Work to complete :: Reproduce the whole listing, character for character.

***** Supplied material

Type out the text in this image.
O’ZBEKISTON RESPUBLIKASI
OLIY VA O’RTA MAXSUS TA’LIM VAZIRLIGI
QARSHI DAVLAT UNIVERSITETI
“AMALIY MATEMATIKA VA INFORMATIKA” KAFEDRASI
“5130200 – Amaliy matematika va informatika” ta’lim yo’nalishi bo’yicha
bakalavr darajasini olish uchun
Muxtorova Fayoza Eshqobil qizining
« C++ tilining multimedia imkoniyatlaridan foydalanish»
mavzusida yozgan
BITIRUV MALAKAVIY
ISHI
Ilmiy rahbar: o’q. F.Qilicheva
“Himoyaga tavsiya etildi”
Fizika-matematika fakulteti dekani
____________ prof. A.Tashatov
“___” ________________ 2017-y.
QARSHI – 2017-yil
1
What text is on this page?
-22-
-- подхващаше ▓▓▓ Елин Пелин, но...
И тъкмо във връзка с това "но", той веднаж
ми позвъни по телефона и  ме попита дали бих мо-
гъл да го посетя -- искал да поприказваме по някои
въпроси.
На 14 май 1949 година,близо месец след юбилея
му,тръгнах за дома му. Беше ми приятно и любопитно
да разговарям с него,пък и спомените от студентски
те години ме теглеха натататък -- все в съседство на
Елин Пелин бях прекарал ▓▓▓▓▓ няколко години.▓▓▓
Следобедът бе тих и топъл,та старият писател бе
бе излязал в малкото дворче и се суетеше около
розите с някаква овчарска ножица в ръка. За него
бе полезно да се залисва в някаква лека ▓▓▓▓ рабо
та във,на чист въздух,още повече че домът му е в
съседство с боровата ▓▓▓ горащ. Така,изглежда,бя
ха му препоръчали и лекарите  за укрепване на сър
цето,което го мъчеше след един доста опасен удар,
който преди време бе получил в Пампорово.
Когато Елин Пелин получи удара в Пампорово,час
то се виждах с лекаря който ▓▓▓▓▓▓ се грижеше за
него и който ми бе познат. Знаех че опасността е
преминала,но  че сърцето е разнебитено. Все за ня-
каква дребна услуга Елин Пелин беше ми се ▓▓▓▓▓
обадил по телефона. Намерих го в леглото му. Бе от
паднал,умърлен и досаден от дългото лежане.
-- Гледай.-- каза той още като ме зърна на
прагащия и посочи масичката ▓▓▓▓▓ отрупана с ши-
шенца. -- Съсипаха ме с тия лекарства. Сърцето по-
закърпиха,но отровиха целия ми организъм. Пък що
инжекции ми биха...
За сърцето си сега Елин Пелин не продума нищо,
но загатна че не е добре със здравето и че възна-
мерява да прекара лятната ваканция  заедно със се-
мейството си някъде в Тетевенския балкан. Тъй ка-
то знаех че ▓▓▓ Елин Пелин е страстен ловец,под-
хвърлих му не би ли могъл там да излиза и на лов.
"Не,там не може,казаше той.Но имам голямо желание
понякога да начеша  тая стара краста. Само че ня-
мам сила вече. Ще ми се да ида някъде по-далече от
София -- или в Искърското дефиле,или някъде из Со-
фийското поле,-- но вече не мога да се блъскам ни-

**********

Answer in full ::
Type out the text in this image.
O’ZBEKISTON RESPUBLIKASI
OLIY VA O’RTA MAXSUS TA’LIM VAZIRLIGI
QARSHI DAVLAT UNIVERSITETI
“AMALIY MATEMATIKA VA INFORMATIKA” KAFEDRASI
“5130200 – Amaliy matematika va informatika” ta’lim yo’nalishi bo’yicha
bakalavr darajasini olish uchun
Muxtorova Fayoza Eshqobil qizining
« C++ tilining multimedia imkoniyatlaridan foydalanish»
mavzusida yozgan
BITIRUV MALAKAVIY
ISHI
Ilmiy rahbar: o’q. F.Qilicheva
“Himoyaga tavsiya etildi”
Fizika-matematika fakulteti dekani
____________ prof. A.Tashatov
“___” ________________ 2017-y.
QARSHI – 2017-yil
1
What text is on this page?
-22-
-- подхващаше ▓▓▓ Елин Пелин, но...
И тъкмо във връзка с това "но", той веднаж
ми позвъни по телефона и  ме попита дали бих мо-
гъл да го посетя -- искал да поприказваме по някои
въпроси.
На 14 май 1949 година,близо месец след юбилея
му,тръгнах за дома му. Беше ми приятно и любопитно
да разговарям с него,пък и спомените от студентски
те години ме теглеха натататък -- все в съседство на
Елин Пелин бях прекарал ▓▓▓▓▓ няколко години.▓▓▓
Следобедът бе тих и топъл,та старият писател бе
бе излязал в малкото дворче и се суетеше около
розите с някаква овчарска ножица в ръка. За него
бе полезно да се залисва в някаква лека ▓▓▓▓ рабо
та във,на чист въздух,още повече че домът му е в
съседство с боровата ▓▓▓ горащ. Така,изглежда,бя
ха му препоръчали и лекарите  за укрепване на сър
цето,което го мъчеше след един доста опасен удар,
който преди време бе получил в Пампорово.
Когато Елин Пелин получи удара в Пампорово,час
то се виждах с лекаря който ▓▓▓▓▓▓ се грижеше за
него и който ми бе познат. Знаех че опасността е
преминала,но  че сърцето е разнебитено. Все за ня-
каква дребна услуга Елин Пелин беше ми се ▓▓▓▓▓
обадил по телефона. Намерих го в леглото му. Бе от
паднал,умърлен и досаден от дългото лежане.
-- Гледай.-- каза той още като ме зърна на
прагащия и посочи масичката ▓▓▓▓▓ отрупана с ши-
шенца. -- Съсипаха ме с тия лекарства. Сърцето по-
закърпиха,но отровиха целия ми организъм. Пък що
инжекции ми биха...
За сърцето си сега Елин Пелин не продума нищо,
но загатна че не е добре със здравето и че възна-
мерява да прекара лятната ваканция  заедно със се-
мейството си някъде в Тетевенския балкан. Тъй ка-
то знаех че ▓▓▓ Елин Пелин е страстен ловец,под-
хвърлих му не би ли могъл там да излиза и на лов.
"Не,там не може,казаше той.Но имам голямо желание
понякога да начеша  тая стара краста. Само че ня-
мам сила вече. Ще ми се да ида някъде по-далече от
София -- или в Искърското дефиле,или някъде из Со-
фийското поле,-- но вече не мога да се блъскам ни-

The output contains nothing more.